**Task instructions**. Examine each line of the data. Copy those that contain the string "hiệu".

**Material for this task**.
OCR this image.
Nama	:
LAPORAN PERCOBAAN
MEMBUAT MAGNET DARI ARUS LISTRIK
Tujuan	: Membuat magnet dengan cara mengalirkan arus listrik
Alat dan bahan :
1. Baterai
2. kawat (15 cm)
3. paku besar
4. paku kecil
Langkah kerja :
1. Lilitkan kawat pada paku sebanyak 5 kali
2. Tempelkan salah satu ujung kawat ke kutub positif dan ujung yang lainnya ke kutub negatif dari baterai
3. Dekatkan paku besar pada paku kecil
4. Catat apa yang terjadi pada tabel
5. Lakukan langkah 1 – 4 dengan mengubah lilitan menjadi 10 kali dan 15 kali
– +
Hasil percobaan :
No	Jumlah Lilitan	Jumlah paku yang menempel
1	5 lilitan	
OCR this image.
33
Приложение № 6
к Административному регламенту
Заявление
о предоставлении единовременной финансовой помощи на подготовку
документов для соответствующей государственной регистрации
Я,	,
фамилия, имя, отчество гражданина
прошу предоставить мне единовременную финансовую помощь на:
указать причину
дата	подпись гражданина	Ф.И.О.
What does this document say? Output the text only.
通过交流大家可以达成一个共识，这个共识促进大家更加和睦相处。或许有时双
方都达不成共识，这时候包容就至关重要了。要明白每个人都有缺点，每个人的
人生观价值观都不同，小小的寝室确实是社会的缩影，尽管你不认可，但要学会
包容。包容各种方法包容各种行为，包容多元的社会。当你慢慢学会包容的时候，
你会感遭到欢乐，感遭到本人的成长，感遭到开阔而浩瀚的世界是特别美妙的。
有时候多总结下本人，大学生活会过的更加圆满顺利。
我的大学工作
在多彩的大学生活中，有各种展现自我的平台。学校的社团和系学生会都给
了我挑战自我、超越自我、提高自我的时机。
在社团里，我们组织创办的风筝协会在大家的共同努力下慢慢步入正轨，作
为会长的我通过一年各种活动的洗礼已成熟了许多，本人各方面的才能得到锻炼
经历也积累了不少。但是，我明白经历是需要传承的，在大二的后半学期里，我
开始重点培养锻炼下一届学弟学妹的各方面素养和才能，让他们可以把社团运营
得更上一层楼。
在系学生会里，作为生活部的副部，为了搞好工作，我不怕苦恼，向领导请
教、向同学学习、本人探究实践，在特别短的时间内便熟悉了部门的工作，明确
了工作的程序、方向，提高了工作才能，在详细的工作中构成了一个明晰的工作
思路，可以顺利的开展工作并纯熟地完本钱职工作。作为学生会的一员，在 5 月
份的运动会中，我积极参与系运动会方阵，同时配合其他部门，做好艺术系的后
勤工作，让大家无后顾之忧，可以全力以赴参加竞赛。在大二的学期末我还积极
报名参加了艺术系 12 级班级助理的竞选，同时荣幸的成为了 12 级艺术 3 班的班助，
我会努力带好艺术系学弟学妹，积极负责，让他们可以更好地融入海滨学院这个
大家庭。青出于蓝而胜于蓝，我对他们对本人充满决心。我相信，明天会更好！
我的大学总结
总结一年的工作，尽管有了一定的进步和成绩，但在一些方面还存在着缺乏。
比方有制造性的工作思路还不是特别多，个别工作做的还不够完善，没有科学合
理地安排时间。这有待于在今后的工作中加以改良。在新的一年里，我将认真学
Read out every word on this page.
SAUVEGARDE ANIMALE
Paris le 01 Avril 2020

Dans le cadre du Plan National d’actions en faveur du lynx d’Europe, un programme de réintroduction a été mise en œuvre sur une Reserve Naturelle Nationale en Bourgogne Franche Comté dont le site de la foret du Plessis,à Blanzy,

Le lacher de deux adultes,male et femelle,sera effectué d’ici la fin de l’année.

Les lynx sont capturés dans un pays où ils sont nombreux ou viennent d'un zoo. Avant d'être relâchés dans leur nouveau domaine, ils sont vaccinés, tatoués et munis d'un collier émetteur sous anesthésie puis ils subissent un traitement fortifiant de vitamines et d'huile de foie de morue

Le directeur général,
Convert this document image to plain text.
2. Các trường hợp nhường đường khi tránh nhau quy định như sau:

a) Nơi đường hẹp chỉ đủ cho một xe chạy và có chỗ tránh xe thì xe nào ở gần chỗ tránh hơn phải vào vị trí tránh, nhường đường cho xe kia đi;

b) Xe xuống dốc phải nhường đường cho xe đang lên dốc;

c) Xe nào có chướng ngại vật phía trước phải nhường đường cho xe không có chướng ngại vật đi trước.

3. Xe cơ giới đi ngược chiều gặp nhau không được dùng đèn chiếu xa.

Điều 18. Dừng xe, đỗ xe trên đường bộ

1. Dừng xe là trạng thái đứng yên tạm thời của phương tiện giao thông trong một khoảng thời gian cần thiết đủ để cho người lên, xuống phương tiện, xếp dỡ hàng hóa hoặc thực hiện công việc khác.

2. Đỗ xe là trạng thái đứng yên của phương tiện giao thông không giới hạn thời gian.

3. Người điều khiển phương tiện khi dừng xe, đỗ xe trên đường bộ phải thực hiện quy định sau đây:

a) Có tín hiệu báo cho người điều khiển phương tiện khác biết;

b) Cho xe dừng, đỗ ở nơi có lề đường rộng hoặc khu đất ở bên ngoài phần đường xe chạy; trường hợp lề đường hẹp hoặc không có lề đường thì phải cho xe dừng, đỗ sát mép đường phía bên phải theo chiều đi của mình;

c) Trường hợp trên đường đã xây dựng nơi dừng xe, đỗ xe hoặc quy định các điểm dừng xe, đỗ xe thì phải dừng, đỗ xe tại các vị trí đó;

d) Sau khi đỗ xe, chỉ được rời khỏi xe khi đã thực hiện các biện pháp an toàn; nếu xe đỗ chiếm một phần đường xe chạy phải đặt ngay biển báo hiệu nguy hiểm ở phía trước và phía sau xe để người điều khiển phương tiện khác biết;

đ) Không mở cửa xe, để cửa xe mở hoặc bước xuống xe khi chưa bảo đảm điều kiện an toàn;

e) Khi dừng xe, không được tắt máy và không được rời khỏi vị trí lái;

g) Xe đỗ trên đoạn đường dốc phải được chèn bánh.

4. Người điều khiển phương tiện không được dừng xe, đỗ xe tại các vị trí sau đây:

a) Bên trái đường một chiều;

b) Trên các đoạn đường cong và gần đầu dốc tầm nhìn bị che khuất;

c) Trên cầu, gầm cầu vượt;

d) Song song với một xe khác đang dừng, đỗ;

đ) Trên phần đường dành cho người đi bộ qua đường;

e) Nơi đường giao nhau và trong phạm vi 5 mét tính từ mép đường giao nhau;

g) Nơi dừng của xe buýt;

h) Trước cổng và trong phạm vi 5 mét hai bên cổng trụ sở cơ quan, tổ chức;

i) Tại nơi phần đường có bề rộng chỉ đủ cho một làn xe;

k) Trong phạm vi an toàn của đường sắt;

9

**Answer**.
a) Có tín hiệu báo cho người điều khiển phương tiện khác biết;
d) Sau khi đỗ xe, chỉ được rời khỏi xe khi đã thực hiện các biện pháp an toàn; nếu xe đỗ chiếm một phần đường xe chạy phải đặt ngay biển báo hiệu nguy hiểm ở phía trước và phía sau xe để người điều khiển phương tiện khác biết;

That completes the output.